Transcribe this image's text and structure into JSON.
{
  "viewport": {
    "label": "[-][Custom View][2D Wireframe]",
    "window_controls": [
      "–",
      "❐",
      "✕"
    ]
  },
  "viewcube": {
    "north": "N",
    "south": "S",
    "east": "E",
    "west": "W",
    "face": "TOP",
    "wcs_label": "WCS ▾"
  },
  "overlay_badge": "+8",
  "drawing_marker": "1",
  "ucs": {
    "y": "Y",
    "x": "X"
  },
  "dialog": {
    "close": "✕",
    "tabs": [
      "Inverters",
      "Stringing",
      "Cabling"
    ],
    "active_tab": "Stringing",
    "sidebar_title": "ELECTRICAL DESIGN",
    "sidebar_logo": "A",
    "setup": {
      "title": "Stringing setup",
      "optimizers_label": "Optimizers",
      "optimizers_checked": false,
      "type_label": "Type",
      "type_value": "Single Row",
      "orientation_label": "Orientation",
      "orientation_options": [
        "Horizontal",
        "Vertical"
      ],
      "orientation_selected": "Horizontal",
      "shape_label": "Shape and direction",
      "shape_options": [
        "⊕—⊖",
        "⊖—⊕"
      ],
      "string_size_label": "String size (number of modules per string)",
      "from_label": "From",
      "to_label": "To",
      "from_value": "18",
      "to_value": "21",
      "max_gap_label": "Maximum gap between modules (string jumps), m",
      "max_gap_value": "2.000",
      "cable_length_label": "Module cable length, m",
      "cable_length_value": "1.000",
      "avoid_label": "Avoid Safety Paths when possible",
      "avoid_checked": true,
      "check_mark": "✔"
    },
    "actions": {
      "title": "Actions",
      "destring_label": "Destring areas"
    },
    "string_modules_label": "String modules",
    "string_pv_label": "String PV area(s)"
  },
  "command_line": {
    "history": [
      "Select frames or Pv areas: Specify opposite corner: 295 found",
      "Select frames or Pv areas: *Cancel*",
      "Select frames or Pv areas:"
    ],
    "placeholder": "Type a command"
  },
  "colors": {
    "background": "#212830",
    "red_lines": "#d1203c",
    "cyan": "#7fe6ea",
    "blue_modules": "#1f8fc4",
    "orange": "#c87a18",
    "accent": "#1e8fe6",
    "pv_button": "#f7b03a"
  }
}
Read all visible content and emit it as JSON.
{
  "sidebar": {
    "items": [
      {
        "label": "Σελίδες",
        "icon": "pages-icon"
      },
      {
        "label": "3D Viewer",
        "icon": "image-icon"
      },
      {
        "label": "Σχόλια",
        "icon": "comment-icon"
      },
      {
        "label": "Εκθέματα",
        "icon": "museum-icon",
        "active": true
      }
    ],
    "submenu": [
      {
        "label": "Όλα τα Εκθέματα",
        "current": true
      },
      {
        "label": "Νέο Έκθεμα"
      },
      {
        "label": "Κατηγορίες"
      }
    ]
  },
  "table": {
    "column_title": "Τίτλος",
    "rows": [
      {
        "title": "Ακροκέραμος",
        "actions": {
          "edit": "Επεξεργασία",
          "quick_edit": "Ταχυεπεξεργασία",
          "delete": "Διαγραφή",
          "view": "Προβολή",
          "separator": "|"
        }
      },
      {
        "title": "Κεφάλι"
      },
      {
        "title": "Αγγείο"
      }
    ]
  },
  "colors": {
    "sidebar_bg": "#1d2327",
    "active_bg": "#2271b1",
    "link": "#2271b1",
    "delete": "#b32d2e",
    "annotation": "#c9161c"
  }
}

....

▸ **What you will do**: The whole listing above needs to be written out again exactly.

▸ **Solution to this task**:
Transcribe this image's text and structure into JSON.
{
  "viewport": {
    "label": "[-][Custom View][2D Wireframe]",
    "window_controls": [
      "–",
      "❐",
      "✕"
    ]
  },
  "viewcube": {
    "north": "N",
    "south": "S",
    "east": "E",
    "west": "W",
    "face": "TOP",
    "wcs_label": "WCS ▾"
  },
  "overlay_badge": "+8",
  "drawing_marker": "1",
  "ucs": {
    "y": "Y",
    "x": "X"
  },
  "dialog": {
    "close": "✕",
    "tabs": [
      "Inverters",
      "Stringing",
      "Cabling"
    ],
    "active_tab": "Stringing",
    "sidebar_title": "ELECTRICAL DESIGN",
    "sidebar_logo": "A",
    "setup": {
      "title": "Stringing setup",
      "optimizers_label": "Optimizers",
      "optimizers_checked": false,
      "type_label": "Type",
      "type_value": "Single Row",
      "orientation_label": "Orientation",
      "orientation_options": [
        "Horizontal",
        "Vertical"
      ],
      "orientation_selected": "Horizontal",
      "shape_label": "Shape and direction",
      "shape_options": [
        "⊕—⊖",
        "⊖—⊕"
      ],
      "string_size_label": "String size (number of modules per string)",
      "from_label": "From",
      "to_label": "To",
      "from_value": "18",
      "to_value": "21",
      "max_gap_label": "Maximum gap between modules (string jumps), m",
      "max_gap_value": "2.000",
      "cable_length_label": "Module cable length, m",
      "cable_length_value": "1.000",
      "avoid_label": "Avoid Safety Paths when possible",
      "avoid_checked": true,
      "check_mark": "✔"
    },
    "actions": {
      "title": "Actions",
      "destring_label": "Destring areas"
    },
    "string_modules_label": "String modules",
    "string_pv_label": "String PV area(s)"
  },
  "command_line": {
    "history": [
      "Select frames or Pv areas: Specify opposite corner: 295 found",
      "Select frames or Pv areas: *Cancel*",
      "Select frames or Pv areas:"
    ],
    "placeholder": "Type a command"
  },
  "colors": {
    "background": "#212830",
    "red_lines": "#d1203c",
    "cyan": "#7fe6ea",
    "blue_modules": "#1f8fc4",
    "orange": "#c87a18",
    "accent": "#1e8fe6",
    "pv_button": "#f7b03a"
  }
}
Read all visible content and emit it as JSON.
{
  "sidebar": {
    "items": [
      {
        "label": "Σελίδες",
        "icon": "pages-icon"
      },
      {
        "label": "3D Viewer",
        "icon": "image-icon"
      },
      {
        "label": "Σχόλια",
        "icon": "comment-icon"
      },
      {
        "label": "Εκθέματα",
        "icon": "museum-icon",
        "active": true
      }
    ],
    "submenu": [
      {
        "label": "Όλα τα Εκθέματα",
        "current": true
      },
      {
        "label": "Νέο Έκθεμα"
      },
      {
        "label": "Κατηγορίες"
      }
    ]
  },
  "table": {
    "column_title": "Τίτλος",
    "rows": [
      {
        "title": "Ακροκέραμος",
        "actions": {
          "edit": "Επεξεργασία",
          "quick_edit": "Ταχυεπεξεργασία",
          "delete": "Διαγραφή",
          "view": "Προβολή",
          "separator": "|"
        }
      },
      {
        "title": "Κεφάλι"
      },
      {
        "title": "Αγγείο"
      }
    ]
  },
  "colors": {
    "sidebar_bg": "#1d2327",
    "active_bg": "#2271b1",
    "link": "#2271b1",
    "delete": "#b32d2e",
    "annotation": "#c9161c"
  }
}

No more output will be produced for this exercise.